Extract every line where the string "from" appears.

-- BEGIN --

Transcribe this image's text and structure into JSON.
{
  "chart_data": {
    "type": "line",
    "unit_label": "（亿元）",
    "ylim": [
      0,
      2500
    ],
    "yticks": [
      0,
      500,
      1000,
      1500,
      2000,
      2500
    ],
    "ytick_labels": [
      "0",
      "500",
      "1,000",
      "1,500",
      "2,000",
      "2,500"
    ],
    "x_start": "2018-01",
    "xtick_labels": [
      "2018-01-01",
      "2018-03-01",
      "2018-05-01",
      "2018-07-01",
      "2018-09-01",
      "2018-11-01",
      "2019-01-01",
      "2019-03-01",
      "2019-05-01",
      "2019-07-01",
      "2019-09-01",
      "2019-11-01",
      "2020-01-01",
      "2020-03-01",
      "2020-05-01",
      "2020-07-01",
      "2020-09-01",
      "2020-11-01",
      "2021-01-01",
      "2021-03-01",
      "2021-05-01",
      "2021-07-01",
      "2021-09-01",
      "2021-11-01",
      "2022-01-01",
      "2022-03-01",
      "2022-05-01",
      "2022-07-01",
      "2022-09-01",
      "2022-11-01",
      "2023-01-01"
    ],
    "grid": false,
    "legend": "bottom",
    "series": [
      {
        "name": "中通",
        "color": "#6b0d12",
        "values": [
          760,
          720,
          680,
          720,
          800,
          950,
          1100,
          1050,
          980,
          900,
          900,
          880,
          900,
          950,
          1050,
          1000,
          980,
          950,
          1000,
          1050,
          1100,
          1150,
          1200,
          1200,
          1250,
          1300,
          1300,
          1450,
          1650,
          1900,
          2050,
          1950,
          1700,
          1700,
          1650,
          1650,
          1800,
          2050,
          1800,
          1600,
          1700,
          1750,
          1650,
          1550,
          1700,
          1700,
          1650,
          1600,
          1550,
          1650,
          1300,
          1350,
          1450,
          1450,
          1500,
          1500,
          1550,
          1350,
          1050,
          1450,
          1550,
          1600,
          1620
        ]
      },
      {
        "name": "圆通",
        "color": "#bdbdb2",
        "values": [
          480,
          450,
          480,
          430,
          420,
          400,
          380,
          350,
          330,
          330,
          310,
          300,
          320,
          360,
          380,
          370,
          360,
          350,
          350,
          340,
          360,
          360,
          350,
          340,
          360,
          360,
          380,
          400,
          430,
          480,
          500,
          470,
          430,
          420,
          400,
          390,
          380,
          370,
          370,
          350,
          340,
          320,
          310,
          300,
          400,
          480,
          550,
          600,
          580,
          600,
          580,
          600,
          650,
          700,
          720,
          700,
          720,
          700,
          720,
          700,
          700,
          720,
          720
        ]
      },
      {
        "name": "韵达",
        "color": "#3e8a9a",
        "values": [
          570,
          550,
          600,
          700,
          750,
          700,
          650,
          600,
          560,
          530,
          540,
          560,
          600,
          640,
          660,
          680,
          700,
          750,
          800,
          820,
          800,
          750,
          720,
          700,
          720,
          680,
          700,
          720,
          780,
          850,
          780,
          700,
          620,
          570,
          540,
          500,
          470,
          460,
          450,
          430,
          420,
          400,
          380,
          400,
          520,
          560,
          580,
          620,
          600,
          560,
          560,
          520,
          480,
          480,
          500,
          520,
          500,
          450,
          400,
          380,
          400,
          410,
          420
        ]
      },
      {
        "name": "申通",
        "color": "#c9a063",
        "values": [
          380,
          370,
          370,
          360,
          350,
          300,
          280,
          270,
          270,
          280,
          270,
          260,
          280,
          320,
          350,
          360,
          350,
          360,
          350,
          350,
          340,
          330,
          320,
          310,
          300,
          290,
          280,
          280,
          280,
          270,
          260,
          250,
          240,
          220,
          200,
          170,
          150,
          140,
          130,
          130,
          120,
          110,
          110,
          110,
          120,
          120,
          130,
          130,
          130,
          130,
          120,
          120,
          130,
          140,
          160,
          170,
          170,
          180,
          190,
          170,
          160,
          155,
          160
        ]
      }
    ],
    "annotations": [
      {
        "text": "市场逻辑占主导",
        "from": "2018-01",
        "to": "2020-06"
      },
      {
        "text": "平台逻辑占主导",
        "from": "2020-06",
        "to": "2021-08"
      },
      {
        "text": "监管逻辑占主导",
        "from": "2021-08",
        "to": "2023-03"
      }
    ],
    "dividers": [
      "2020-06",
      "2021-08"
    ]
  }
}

-- END --

§ **Response to the exercise**:
        "from": "2018-01",
        "from": "2020-06",
        "from": "2021-08",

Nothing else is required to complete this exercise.